### Problem statement
Using the listing below, report all lines holding the word "Strategic".

### Exercise inputs

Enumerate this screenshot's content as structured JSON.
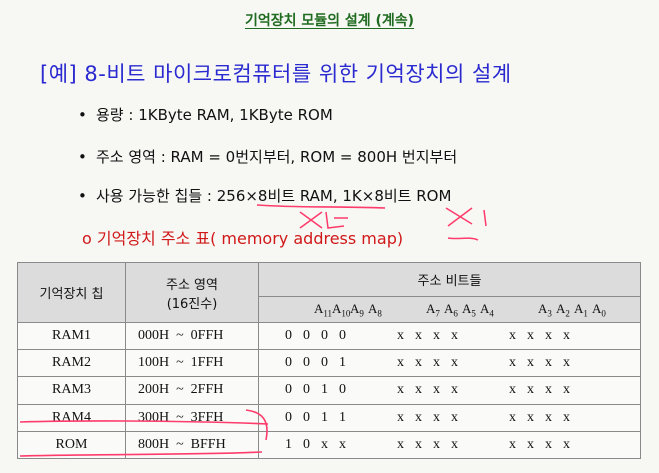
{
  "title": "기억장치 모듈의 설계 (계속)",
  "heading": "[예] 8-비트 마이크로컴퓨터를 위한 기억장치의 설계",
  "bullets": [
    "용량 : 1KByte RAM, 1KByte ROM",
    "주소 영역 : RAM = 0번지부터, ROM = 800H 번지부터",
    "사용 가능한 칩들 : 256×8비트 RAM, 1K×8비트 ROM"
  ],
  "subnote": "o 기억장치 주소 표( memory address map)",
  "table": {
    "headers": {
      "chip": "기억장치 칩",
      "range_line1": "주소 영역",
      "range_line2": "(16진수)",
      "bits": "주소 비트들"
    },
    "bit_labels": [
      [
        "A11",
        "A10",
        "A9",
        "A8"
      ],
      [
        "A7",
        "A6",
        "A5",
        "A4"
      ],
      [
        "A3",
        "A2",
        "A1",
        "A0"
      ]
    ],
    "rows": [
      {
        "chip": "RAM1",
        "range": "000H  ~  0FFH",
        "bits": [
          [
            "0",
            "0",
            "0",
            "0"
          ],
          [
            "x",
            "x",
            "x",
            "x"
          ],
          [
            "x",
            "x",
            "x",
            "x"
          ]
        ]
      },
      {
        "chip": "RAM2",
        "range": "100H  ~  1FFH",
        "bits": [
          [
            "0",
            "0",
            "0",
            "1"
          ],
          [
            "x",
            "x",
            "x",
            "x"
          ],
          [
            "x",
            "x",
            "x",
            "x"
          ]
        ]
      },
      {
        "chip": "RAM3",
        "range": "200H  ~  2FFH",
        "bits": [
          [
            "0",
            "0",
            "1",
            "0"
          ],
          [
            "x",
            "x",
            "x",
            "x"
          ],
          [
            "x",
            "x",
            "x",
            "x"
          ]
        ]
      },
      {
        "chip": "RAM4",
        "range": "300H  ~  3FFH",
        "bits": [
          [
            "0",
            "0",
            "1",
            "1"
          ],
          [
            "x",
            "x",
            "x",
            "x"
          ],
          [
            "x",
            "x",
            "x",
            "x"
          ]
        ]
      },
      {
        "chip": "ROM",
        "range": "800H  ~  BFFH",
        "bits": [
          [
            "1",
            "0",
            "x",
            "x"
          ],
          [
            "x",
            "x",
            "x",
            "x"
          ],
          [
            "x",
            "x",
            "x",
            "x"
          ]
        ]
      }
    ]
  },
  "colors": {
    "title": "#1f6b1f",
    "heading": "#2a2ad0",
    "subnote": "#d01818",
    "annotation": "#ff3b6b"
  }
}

==

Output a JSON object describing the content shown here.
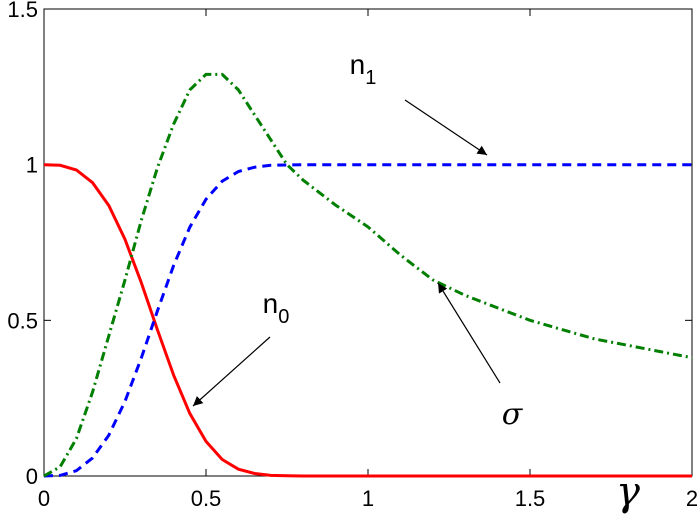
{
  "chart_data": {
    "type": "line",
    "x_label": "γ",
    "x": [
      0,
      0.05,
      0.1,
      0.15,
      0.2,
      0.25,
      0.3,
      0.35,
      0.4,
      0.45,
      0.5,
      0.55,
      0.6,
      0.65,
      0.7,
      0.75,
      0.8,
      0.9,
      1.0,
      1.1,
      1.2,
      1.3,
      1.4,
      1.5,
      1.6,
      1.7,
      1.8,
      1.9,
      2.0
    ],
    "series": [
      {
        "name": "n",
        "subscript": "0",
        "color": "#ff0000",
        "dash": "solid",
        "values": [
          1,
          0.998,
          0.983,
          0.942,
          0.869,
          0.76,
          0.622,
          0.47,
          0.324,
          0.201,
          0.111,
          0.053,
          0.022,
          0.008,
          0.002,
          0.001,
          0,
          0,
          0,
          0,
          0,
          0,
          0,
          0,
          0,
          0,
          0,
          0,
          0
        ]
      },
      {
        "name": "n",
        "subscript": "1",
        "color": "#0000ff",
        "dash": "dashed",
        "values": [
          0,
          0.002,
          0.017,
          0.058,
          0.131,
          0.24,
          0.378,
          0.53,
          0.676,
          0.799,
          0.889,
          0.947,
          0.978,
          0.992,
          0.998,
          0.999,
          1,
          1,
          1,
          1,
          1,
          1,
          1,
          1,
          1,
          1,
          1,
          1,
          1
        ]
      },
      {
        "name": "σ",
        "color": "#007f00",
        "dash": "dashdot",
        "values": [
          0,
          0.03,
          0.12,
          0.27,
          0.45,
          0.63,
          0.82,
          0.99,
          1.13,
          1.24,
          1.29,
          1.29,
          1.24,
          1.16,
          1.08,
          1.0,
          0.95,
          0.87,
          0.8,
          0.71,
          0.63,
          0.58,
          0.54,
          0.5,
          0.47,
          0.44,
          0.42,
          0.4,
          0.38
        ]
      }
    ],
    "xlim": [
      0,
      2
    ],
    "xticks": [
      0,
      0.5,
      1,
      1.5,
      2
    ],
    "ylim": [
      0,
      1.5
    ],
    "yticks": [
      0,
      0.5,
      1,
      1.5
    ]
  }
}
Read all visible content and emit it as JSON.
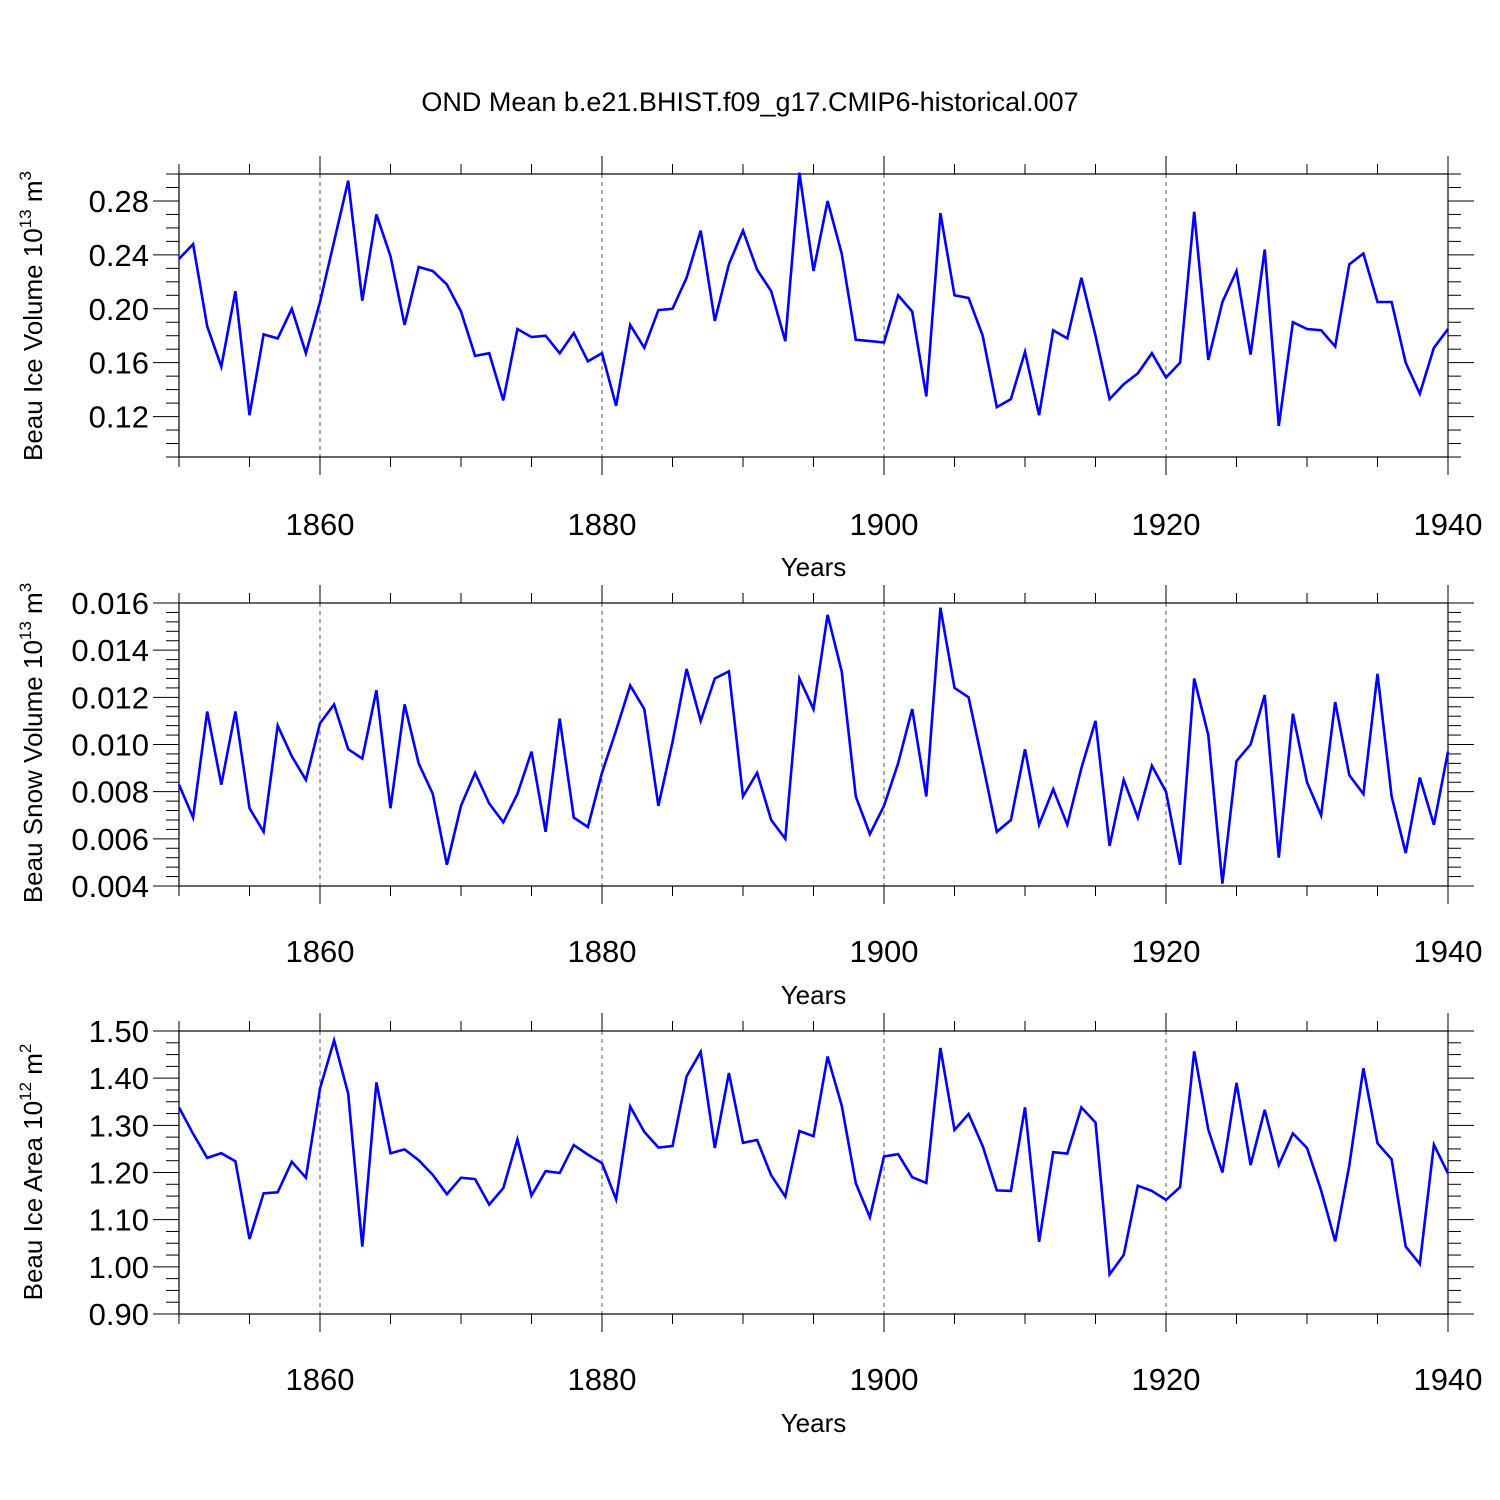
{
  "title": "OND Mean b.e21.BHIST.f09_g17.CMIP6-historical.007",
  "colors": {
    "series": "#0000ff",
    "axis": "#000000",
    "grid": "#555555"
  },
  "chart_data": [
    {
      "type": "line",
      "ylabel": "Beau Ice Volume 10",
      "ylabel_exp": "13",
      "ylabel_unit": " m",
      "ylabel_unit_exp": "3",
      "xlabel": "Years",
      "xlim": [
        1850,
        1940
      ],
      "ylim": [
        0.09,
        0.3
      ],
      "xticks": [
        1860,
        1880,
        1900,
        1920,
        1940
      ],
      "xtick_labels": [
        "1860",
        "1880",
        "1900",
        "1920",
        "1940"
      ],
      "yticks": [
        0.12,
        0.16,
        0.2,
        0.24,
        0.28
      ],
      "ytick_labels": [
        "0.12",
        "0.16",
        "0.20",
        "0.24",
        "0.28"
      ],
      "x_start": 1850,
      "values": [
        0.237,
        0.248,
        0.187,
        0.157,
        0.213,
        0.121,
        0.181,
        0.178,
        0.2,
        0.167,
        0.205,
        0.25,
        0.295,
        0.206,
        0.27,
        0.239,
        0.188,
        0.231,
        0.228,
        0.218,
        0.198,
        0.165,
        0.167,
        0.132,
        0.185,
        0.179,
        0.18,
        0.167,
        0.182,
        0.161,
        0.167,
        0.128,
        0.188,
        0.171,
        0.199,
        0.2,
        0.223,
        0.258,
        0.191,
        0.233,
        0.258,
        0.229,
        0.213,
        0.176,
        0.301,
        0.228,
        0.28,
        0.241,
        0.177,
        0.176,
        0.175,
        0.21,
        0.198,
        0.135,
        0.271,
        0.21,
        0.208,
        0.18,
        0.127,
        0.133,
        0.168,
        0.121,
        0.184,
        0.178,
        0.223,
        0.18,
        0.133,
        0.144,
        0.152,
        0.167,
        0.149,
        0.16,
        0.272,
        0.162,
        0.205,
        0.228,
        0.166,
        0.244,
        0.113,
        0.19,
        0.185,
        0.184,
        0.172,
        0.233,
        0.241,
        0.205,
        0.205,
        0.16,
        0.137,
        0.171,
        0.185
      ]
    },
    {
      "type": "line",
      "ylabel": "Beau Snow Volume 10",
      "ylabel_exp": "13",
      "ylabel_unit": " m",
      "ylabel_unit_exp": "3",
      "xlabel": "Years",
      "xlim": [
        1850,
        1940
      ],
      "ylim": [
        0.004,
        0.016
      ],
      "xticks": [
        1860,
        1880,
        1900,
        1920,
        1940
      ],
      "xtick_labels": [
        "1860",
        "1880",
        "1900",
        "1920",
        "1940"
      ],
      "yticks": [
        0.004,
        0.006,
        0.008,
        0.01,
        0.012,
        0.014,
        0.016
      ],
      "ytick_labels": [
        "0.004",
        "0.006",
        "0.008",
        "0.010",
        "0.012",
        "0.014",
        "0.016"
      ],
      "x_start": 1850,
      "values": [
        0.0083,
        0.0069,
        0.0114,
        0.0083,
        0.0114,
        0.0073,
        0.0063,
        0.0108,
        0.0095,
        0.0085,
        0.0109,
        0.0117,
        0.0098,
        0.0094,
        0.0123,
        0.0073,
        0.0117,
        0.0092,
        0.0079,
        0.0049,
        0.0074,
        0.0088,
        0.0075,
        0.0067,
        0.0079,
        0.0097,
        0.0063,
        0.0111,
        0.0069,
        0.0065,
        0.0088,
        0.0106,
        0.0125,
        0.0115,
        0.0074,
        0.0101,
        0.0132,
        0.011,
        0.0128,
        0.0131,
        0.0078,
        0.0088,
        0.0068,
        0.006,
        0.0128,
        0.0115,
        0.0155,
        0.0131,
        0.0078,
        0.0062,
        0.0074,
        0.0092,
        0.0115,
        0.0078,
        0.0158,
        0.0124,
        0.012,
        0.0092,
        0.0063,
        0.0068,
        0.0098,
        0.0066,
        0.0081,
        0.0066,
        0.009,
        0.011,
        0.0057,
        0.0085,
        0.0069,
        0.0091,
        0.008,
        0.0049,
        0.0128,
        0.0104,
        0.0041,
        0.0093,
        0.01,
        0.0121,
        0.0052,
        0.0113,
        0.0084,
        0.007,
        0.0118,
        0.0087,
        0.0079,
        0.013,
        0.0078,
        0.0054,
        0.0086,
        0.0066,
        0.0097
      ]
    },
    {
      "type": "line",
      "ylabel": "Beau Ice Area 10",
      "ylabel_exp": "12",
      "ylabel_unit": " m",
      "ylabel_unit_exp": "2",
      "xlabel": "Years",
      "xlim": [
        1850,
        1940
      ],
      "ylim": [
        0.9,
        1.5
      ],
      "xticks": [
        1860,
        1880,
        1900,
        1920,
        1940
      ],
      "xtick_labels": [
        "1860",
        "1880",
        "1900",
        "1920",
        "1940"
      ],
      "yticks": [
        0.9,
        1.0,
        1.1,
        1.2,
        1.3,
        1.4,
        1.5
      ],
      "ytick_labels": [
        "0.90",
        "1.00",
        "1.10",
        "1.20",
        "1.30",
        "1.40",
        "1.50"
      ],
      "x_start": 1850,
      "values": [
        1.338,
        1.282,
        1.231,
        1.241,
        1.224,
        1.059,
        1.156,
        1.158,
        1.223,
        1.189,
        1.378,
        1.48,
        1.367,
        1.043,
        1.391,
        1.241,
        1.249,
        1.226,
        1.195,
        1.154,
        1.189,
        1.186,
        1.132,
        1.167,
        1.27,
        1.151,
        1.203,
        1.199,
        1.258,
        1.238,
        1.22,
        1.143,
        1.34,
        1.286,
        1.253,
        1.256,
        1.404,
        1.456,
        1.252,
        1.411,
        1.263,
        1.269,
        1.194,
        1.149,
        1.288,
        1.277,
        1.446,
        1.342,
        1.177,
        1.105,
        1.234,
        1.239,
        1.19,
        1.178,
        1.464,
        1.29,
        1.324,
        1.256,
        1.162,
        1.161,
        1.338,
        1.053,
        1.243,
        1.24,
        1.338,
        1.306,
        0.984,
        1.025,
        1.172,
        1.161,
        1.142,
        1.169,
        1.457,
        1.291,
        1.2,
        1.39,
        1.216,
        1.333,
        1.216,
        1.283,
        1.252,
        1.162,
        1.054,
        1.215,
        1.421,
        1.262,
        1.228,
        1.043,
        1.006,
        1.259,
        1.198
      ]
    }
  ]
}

--

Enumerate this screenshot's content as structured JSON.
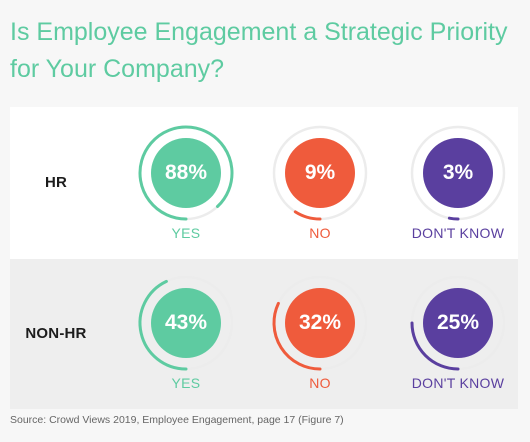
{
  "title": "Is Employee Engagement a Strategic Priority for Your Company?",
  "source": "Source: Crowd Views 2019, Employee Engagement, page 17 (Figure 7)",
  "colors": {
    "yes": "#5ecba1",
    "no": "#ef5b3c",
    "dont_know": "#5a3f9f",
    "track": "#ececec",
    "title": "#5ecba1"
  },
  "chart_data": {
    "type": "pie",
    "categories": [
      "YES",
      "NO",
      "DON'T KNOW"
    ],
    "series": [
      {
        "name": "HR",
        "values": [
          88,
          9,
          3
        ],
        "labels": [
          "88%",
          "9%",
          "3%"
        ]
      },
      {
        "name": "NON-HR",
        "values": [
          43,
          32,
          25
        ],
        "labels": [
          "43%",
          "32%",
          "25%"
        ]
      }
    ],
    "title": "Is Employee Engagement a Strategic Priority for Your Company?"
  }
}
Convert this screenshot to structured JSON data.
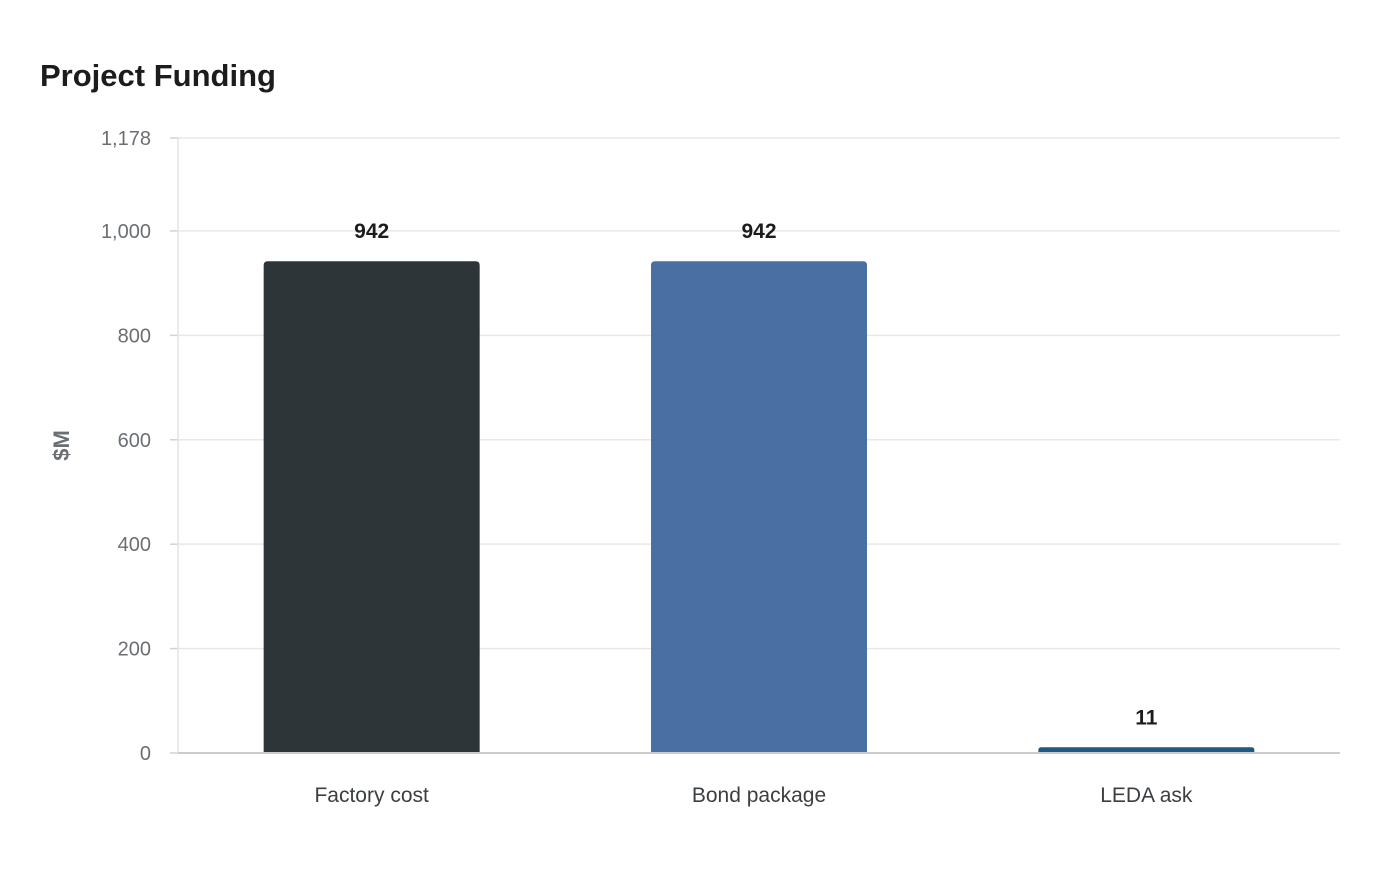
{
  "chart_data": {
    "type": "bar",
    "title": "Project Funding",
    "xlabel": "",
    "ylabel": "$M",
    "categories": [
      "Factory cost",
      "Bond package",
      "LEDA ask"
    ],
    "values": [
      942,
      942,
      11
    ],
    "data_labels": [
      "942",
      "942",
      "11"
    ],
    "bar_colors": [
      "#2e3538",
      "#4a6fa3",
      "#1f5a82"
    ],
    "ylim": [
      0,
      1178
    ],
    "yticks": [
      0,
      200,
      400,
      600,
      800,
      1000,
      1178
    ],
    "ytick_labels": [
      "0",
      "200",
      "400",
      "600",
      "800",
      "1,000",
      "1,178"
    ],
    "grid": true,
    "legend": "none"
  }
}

### Solved problem
  "title": "Is Employee Engagement a Strategic Priority for Your Company?",
    "title": "Is Employee Engagement a Strategic Priority for Your Company?"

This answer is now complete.